-------- Given data --------

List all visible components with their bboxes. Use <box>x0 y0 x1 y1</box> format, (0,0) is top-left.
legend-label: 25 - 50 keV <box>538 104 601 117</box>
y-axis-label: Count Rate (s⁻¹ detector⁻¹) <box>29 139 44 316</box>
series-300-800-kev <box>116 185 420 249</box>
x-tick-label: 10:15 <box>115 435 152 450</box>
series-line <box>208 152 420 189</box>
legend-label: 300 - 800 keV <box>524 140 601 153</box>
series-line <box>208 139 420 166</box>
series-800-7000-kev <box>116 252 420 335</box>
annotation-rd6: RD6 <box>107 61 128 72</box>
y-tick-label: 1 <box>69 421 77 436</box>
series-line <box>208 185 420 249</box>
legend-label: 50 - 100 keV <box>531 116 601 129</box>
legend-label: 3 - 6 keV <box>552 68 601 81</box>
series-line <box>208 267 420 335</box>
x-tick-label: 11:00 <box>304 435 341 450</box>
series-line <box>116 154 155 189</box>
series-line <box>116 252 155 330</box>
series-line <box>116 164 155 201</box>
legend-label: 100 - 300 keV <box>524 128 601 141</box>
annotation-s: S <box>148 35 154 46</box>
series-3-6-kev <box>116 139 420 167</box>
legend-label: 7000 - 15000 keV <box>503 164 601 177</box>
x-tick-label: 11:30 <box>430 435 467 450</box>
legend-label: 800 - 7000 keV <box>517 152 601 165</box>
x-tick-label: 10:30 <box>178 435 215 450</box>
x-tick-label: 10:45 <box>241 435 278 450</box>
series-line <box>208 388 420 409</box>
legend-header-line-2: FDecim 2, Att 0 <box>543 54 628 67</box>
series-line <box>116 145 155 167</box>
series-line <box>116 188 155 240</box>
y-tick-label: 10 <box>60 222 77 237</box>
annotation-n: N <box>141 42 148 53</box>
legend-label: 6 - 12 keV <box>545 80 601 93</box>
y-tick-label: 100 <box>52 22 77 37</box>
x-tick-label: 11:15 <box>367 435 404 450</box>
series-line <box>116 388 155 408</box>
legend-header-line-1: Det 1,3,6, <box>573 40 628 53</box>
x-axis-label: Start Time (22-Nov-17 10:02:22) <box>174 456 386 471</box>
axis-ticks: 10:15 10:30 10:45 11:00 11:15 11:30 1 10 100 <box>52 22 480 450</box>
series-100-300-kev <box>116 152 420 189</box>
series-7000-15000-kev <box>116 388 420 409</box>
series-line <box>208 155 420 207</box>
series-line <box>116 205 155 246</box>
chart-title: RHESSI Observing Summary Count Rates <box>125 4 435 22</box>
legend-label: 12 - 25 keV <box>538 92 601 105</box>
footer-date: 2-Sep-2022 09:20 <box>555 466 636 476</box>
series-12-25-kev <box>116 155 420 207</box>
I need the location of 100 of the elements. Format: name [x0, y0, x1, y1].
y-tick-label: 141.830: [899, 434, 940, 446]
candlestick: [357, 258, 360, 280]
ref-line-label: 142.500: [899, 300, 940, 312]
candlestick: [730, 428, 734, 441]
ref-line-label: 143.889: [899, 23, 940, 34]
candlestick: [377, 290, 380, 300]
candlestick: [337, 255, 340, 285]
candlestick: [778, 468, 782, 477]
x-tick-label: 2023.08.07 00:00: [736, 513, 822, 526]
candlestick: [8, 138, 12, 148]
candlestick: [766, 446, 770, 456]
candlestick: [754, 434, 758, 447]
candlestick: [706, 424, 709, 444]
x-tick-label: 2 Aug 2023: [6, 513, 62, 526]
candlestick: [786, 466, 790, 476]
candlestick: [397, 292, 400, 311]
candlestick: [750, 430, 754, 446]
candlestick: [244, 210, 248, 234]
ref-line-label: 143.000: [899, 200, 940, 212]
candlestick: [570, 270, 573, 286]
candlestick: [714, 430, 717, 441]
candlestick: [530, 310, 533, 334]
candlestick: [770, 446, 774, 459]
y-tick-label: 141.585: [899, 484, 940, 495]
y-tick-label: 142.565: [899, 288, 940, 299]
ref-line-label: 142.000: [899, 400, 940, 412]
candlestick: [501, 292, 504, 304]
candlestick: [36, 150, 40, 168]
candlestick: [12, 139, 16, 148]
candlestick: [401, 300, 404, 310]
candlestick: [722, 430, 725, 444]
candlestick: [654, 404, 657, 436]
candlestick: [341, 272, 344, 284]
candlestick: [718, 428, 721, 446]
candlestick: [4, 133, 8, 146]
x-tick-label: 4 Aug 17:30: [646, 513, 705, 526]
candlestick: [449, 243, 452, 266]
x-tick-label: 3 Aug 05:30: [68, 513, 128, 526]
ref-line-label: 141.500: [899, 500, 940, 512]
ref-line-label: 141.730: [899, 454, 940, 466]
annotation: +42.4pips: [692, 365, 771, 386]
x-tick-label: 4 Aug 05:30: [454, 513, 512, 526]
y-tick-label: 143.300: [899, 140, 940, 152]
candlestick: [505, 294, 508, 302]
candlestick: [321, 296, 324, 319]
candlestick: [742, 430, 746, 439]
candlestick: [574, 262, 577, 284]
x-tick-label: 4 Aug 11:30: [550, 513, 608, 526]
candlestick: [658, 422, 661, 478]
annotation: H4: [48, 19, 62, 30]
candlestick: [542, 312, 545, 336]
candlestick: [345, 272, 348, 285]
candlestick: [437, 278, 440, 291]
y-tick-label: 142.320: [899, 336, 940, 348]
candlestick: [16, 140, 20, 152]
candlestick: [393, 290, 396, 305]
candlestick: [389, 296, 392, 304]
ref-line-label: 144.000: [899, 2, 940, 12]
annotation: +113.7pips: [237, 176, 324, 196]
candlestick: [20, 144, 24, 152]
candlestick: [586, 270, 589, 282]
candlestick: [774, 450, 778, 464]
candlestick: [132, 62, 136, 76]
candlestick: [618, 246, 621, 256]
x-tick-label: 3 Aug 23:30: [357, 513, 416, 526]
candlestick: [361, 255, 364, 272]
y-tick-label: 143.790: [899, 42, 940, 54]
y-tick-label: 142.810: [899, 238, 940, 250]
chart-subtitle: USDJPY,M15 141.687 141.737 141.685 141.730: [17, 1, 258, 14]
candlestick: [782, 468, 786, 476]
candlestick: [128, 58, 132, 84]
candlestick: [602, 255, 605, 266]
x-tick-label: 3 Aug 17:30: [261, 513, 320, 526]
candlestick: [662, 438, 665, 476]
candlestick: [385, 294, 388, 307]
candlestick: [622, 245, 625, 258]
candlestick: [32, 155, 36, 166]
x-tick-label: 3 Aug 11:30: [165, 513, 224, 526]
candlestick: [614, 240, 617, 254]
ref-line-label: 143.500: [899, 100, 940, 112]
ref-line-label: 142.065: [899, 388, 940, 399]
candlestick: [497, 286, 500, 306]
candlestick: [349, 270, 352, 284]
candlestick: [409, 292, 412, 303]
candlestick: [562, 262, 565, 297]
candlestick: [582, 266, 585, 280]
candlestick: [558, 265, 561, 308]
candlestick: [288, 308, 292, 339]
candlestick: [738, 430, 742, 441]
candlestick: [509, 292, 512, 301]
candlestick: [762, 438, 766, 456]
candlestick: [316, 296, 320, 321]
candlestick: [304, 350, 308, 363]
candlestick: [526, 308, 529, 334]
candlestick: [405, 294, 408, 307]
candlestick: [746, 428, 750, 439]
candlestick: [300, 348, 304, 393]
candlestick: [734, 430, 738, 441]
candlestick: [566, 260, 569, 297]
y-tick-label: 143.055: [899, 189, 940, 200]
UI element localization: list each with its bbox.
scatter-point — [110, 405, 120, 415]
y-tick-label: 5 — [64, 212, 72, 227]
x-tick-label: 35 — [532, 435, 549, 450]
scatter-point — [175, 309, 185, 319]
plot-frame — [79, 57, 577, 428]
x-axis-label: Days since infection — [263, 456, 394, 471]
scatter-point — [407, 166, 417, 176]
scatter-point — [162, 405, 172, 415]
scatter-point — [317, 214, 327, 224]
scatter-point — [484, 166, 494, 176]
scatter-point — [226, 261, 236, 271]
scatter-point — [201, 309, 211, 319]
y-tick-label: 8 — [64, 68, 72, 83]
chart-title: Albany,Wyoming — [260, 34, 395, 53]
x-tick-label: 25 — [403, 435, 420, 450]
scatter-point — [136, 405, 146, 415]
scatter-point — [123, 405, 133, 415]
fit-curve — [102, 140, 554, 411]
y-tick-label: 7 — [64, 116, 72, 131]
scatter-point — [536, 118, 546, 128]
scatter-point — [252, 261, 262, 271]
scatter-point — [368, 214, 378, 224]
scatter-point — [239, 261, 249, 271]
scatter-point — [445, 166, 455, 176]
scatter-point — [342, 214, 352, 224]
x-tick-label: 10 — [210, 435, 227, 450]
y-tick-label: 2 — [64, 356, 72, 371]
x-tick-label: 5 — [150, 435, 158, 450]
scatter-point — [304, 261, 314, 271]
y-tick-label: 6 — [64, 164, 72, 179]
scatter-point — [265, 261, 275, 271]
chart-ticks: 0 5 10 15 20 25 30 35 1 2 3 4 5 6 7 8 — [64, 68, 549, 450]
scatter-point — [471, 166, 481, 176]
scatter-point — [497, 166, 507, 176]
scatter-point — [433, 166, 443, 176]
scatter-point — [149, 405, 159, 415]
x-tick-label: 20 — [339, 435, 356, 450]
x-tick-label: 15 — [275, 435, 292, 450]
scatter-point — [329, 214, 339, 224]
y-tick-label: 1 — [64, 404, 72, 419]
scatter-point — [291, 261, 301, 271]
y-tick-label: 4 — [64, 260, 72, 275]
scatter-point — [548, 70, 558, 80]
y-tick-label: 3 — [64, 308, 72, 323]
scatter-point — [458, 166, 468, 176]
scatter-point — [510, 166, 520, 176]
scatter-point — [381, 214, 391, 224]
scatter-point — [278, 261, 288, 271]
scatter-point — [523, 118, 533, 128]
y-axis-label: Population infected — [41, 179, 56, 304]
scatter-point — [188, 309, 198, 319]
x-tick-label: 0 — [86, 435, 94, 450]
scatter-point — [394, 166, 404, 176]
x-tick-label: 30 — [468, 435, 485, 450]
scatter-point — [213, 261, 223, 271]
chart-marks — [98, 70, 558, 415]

--------

* Problem statement: Give every line above, from the very first one down through the line containing "series-300-800-kev <box>116 185 420 249</box>", both included, as a numbered list, with any blank lines left out.

* Worked solution:
1. List all visible components with their bboxes. Use <box>x0 y0 x1 y1</box> format, (0,0) is top-left.
2. legend-label: 25 - 50 keV <box>538 104 601 117</box>
3. y-axis-label: Count Rate (s⁻¹ detector⁻¹) <box>29 139 44 316</box>
4. series-300-800-kev <box>116 185 420 249</box>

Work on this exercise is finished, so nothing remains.